Exercise goal> Show each line that has the string "Pacific" in it.

━━━ Dataset records

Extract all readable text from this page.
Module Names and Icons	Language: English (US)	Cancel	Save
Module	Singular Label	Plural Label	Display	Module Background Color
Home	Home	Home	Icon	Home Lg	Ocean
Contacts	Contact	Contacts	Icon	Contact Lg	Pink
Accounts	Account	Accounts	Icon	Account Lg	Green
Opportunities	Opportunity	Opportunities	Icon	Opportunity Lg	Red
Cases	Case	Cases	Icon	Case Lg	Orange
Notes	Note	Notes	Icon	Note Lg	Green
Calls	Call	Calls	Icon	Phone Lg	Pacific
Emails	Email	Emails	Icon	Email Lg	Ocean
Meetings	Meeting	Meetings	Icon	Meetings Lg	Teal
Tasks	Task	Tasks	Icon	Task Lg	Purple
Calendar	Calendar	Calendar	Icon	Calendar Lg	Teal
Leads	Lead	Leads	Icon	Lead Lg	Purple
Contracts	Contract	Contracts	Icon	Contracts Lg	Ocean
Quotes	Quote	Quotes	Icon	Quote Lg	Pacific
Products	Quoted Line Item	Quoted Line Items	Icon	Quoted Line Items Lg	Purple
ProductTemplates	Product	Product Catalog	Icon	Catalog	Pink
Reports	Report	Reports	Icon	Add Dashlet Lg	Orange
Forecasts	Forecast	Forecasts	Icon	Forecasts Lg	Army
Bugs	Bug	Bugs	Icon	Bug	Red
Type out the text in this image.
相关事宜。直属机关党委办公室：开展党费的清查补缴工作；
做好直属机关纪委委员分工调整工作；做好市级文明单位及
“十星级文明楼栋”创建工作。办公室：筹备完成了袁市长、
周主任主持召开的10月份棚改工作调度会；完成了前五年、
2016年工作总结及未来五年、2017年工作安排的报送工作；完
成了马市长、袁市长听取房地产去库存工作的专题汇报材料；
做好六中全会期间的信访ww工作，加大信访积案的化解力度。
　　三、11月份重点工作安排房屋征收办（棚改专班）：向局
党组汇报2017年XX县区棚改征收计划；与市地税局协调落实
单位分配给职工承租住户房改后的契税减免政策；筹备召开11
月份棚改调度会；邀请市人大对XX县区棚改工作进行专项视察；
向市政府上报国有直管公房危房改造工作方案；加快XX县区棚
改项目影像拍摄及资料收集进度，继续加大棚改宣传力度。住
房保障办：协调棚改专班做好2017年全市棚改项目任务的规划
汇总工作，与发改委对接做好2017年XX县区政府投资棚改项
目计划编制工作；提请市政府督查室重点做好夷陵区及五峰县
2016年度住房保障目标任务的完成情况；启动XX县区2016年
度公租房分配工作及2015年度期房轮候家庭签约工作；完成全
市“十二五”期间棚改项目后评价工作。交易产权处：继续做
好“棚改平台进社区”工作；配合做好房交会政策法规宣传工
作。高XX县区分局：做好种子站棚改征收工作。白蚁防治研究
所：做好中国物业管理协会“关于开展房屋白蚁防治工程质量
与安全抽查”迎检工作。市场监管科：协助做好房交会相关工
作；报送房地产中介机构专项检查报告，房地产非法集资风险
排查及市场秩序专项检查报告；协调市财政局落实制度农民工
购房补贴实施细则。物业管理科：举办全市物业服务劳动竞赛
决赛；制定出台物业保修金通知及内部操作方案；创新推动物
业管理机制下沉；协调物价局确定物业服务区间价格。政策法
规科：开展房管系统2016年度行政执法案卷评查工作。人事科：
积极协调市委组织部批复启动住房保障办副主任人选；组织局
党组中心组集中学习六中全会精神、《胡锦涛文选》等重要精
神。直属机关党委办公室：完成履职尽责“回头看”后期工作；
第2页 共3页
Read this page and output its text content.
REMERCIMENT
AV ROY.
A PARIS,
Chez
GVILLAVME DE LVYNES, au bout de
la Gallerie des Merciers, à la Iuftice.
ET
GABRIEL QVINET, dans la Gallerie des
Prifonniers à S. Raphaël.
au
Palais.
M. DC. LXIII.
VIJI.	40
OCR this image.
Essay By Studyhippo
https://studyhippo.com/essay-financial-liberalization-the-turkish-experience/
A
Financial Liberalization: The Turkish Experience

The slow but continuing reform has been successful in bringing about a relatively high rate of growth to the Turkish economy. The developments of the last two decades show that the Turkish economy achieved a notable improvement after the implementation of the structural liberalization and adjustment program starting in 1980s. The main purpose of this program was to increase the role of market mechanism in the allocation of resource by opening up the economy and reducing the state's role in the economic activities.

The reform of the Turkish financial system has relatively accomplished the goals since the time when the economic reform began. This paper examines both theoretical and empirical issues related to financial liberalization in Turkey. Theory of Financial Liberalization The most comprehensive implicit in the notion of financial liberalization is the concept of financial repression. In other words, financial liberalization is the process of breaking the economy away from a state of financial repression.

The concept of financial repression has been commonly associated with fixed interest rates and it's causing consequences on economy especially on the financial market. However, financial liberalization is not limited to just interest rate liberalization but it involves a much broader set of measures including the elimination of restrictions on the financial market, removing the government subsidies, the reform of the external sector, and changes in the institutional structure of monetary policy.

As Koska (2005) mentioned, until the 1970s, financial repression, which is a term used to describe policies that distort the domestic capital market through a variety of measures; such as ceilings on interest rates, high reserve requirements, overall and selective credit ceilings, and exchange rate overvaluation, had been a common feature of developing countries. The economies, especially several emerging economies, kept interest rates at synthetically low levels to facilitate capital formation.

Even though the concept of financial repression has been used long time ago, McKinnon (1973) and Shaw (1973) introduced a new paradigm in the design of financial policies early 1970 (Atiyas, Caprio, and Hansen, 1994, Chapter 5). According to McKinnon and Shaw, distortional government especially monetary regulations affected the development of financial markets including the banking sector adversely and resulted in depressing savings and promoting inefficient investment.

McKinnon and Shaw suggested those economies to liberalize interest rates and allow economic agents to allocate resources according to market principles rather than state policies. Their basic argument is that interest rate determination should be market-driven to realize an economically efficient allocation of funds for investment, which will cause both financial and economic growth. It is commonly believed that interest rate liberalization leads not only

━━━━━━

Result of the exercise>
Calls	Call	Calls	Icon	Phone Lg	Pacific
Quotes	Quote	Quotes	Icon	Quote Lg	Pacific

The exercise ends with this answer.